--- START Input for this task ---
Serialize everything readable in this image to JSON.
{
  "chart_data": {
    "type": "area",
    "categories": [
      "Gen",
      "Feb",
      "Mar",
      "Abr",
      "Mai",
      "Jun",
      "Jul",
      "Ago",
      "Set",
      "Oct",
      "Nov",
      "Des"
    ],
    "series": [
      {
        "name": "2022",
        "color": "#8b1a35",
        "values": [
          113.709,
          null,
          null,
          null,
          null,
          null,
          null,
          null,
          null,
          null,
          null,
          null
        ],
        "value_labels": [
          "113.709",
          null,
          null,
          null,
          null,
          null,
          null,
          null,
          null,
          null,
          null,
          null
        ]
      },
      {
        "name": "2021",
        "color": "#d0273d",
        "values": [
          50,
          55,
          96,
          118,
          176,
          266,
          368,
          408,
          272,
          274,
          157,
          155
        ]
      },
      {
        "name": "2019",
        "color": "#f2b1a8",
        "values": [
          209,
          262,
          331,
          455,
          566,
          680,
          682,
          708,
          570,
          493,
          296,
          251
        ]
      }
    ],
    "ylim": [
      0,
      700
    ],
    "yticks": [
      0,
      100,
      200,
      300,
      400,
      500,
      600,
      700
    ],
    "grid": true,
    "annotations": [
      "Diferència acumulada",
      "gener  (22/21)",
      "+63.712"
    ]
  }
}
--- END Input for this task ---
Exercise :: From the entries, copy out each line containing the word "color".

Result of the exercise ::
        "color": "#8b1a35",
        "color": "#d0273d",
        "color": "#f2b1a8",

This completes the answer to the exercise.